> [AIM OF THE TASK]: Examine each line of the data. Copy those that contain the string "value".

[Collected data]
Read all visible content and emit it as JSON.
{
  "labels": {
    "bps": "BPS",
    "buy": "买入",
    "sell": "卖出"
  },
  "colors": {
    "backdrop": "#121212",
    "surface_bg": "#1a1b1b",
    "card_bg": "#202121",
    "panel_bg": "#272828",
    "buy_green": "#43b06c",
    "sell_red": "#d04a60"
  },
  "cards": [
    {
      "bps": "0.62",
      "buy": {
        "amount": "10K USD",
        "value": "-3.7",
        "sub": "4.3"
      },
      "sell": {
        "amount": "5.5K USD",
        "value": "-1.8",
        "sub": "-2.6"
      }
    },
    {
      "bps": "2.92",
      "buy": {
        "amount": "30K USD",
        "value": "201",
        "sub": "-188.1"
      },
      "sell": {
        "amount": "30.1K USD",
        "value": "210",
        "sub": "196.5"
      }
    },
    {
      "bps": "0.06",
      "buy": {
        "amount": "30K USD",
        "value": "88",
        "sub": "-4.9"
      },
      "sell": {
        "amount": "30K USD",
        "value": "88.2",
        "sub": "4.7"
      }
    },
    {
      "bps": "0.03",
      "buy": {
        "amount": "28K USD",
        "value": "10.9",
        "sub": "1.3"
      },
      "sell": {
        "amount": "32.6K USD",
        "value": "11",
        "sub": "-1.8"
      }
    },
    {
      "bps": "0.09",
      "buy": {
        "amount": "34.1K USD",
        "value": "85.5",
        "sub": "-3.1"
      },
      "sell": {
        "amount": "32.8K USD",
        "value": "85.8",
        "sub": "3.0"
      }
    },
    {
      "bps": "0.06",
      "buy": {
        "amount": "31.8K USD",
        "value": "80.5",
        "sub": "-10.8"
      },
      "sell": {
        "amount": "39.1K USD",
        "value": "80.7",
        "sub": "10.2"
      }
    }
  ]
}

> [COMPLETE RESPONSE]:
        "value": "-3.7",
        "value": "-1.8",
        "value": "201",
        "value": "210",
        "value": "88",
        "value": "88.2",
        "value": "10.9",
        "value": "11",
        "value": "85.5",
        "value": "85.8",
        "value": "80.5",
        "value": "80.7",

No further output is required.